- **What to do**
Restate every line of the material, word for word.

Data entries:
********************

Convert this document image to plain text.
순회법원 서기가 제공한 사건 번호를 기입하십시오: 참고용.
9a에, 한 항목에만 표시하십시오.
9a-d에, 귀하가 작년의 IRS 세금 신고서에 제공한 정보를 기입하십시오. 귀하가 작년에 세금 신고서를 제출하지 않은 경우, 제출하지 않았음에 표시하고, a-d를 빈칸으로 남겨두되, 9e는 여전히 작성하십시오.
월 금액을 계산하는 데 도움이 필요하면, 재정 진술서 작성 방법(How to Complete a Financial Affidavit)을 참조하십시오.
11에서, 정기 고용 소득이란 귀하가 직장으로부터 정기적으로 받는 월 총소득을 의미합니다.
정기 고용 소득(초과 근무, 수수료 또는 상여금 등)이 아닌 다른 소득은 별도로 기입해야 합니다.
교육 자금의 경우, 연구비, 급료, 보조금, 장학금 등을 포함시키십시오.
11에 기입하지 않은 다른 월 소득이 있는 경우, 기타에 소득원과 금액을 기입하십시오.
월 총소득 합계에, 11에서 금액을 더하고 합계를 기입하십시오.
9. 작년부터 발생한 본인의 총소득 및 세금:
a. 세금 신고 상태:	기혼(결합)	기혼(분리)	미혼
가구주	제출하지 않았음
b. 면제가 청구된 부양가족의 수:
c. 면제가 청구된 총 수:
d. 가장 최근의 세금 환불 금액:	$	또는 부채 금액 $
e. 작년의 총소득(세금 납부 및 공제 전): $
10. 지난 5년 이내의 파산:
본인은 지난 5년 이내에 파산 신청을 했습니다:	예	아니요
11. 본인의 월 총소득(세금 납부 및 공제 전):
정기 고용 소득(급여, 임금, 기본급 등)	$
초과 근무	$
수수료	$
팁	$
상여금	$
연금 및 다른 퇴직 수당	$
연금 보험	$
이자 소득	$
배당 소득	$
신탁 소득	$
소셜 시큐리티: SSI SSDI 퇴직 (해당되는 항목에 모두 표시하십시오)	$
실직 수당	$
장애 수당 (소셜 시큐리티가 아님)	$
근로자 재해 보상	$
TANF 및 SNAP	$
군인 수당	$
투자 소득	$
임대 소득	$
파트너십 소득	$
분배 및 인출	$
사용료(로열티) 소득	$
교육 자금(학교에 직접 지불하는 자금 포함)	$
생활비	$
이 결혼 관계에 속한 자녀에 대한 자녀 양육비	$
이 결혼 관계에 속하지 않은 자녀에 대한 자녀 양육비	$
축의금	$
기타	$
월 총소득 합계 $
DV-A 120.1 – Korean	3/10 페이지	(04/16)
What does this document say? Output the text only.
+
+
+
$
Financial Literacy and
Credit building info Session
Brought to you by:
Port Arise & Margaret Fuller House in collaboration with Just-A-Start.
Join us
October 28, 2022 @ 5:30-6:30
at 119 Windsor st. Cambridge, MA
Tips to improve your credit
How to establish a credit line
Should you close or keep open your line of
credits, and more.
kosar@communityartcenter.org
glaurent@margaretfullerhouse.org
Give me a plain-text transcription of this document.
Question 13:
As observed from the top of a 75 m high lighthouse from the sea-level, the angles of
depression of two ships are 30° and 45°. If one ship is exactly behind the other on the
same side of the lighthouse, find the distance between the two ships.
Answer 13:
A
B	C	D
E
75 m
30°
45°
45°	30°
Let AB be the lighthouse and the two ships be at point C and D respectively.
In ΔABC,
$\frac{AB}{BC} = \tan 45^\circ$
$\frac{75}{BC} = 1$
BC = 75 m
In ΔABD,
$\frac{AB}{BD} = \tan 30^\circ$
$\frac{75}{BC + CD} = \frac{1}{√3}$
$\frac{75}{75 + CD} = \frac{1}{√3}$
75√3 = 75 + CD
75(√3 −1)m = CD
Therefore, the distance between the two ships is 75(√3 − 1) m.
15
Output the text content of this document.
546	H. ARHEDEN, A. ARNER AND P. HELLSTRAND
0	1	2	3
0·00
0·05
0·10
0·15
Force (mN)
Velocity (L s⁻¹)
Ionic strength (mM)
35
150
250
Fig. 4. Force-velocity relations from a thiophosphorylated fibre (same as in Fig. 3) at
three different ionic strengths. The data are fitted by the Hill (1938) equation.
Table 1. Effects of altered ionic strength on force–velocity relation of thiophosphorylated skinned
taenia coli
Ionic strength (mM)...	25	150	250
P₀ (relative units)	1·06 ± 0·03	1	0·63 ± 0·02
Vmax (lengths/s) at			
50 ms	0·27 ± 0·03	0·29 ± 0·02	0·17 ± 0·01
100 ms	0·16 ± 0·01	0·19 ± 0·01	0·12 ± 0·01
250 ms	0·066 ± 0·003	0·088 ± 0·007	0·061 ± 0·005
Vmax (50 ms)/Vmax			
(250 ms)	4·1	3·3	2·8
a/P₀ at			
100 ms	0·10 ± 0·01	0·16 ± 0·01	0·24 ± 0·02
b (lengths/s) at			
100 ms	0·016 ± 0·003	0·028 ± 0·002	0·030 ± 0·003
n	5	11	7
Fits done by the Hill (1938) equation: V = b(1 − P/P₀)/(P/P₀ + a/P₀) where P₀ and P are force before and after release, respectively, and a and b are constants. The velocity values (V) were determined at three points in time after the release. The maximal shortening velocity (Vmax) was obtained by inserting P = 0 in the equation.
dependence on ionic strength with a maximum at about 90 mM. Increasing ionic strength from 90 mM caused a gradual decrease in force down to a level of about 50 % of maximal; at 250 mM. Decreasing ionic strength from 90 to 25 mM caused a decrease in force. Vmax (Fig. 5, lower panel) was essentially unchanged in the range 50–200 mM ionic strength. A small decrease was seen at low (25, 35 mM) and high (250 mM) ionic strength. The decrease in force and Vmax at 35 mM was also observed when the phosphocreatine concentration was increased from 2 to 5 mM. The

********************

- **Output**
Convert this document image to plain text.
순회법원 서기가 제공한 사건 번호를 기입하십시오: 참고용.
9a에, 한 항목에만 표시하십시오.
9a-d에, 귀하가 작년의 IRS 세금 신고서에 제공한 정보를 기입하십시오. 귀하가 작년에 세금 신고서를 제출하지 않은 경우, 제출하지 않았음에 표시하고, a-d를 빈칸으로 남겨두되, 9e는 여전히 작성하십시오.
월 금액을 계산하는 데 도움이 필요하면, 재정 진술서 작성 방법(How to Complete a Financial Affidavit)을 참조하십시오.
11에서, 정기 고용 소득이란 귀하가 직장으로부터 정기적으로 받는 월 총소득을 의미합니다.
정기 고용 소득(초과 근무, 수수료 또는 상여금 등)이 아닌 다른 소득은 별도로 기입해야 합니다.
교육 자금의 경우, 연구비, 급료, 보조금, 장학금 등을 포함시키십시오.
11에 기입하지 않은 다른 월 소득이 있는 경우, 기타에 소득원과 금액을 기입하십시오.
월 총소득 합계에, 11에서 금액을 더하고 합계를 기입하십시오.
9. 작년부터 발생한 본인의 총소득 및 세금:
a. 세금 신고 상태:	기혼(결합)	기혼(분리)	미혼
가구주	제출하지 않았음
b. 면제가 청구된 부양가족의 수:
c. 면제가 청구된 총 수:
d. 가장 최근의 세금 환불 금액:	$	또는 부채 금액 $
e. 작년의 총소득(세금 납부 및 공제 전): $
10. 지난 5년 이내의 파산:
본인은 지난 5년 이내에 파산 신청을 했습니다:	예	아니요
11. 본인의 월 총소득(세금 납부 및 공제 전):
정기 고용 소득(급여, 임금, 기본급 등)	$
초과 근무	$
수수료	$
팁	$
상여금	$
연금 및 다른 퇴직 수당	$
연금 보험	$
이자 소득	$
배당 소득	$
신탁 소득	$
소셜 시큐리티: SSI SSDI 퇴직 (해당되는 항목에 모두 표시하십시오)	$
실직 수당	$
장애 수당 (소셜 시큐리티가 아님)	$
근로자 재해 보상	$
TANF 및 SNAP	$
군인 수당	$
투자 소득	$
임대 소득	$
파트너십 소득	$
분배 및 인출	$
사용료(로열티) 소득	$
교육 자금(학교에 직접 지불하는 자금 포함)	$
생활비	$
이 결혼 관계에 속한 자녀에 대한 자녀 양육비	$
이 결혼 관계에 속하지 않은 자녀에 대한 자녀 양육비	$
축의금	$
기타	$
월 총소득 합계 $
DV-A 120.1 – Korean	3/10 페이지	(04/16)
What does this document say? Output the text only.
+
+
+
$
Financial Literacy and
Credit building info Session
Brought to you by:
Port Arise & Margaret Fuller House in collaboration with Just-A-Start.
Join us
October 28, 2022 @ 5:30-6:30
at 119 Windsor st. Cambridge, MA
Tips to improve your credit
How to establish a credit line
Should you close or keep open your line of
credits, and more.
kosar@communityartcenter.org
glaurent@margaretfullerhouse.org
Give me a plain-text transcription of this document.
Question 13:
As observed from the top of a 75 m high lighthouse from the sea-level, the angles of
depression of two ships are 30° and 45°. If one ship is exactly behind the other on the
same side of the lighthouse, find the distance between the two ships.
Answer 13:
A
B	C	D
E
75 m
30°
45°
45°	30°
Let AB be the lighthouse and the two ships be at point C and D respectively.
In ΔABC,
$\frac{AB}{BC} = \tan 45^\circ$
$\frac{75}{BC} = 1$
BC = 75 m
In ΔABD,
$\frac{AB}{BD} = \tan 30^\circ$
$\frac{75}{BC + CD} = \frac{1}{√3}$
$\frac{75}{75 + CD} = \frac{1}{√3}$
75√3 = 75 + CD
75(√3 −1)m = CD
Therefore, the distance between the two ships is 75(√3 − 1) m.
15
Output the text content of this document.
546	H. ARHEDEN, A. ARNER AND P. HELLSTRAND
0	1	2	3
0·00
0·05
0·10
0·15
Force (mN)
Velocity (L s⁻¹)
Ionic strength (mM)
35
150
250
Fig. 4. Force-velocity relations from a thiophosphorylated fibre (same as in Fig. 3) at
three different ionic strengths. The data are fitted by the Hill (1938) equation.
Table 1. Effects of altered ionic strength on force–velocity relation of thiophosphorylated skinned
taenia coli
Ionic strength (mM)...	25	150	250
P₀ (relative units)	1·06 ± 0·03	1	0·63 ± 0·02
Vmax (lengths/s) at			
50 ms	0·27 ± 0·03	0·29 ± 0·02	0·17 ± 0·01
100 ms	0·16 ± 0·01	0·19 ± 0·01	0·12 ± 0·01
250 ms	0·066 ± 0·003	0·088 ± 0·007	0·061 ± 0·005
Vmax (50 ms)/Vmax			
(250 ms)	4·1	3·3	2·8
a/P₀ at			
100 ms	0·10 ± 0·01	0·16 ± 0·01	0·24 ± 0·02
b (lengths/s) at			
100 ms	0·016 ± 0·003	0·028 ± 0·002	0·030 ± 0·003
n	5	11	7
Fits done by the Hill (1938) equation: V = b(1 − P/P₀)/(P/P₀ + a/P₀) where P₀ and P are force before and after release, respectively, and a and b are constants. The velocity values (V) were determined at three points in time after the release. The maximal shortening velocity (Vmax) was obtained by inserting P = 0 in the equation.
dependence on ionic strength with a maximum at about 90 mM. Increasing ionic strength from 90 mM caused a gradual decrease in force down to a level of about 50 % of maximal; at 250 mM. Decreasing ionic strength from 90 to 25 mM caused a decrease in force. Vmax (Fig. 5, lower panel) was essentially unchanged in the range 50–200 mM ionic strength. A small decrease was seen at low (25, 35 mM) and high (250 mM) ionic strength. The decrease in force and Vmax at 35 mM was also observed when the phosphocreatine concentration was increased from 2 to 5 mM. The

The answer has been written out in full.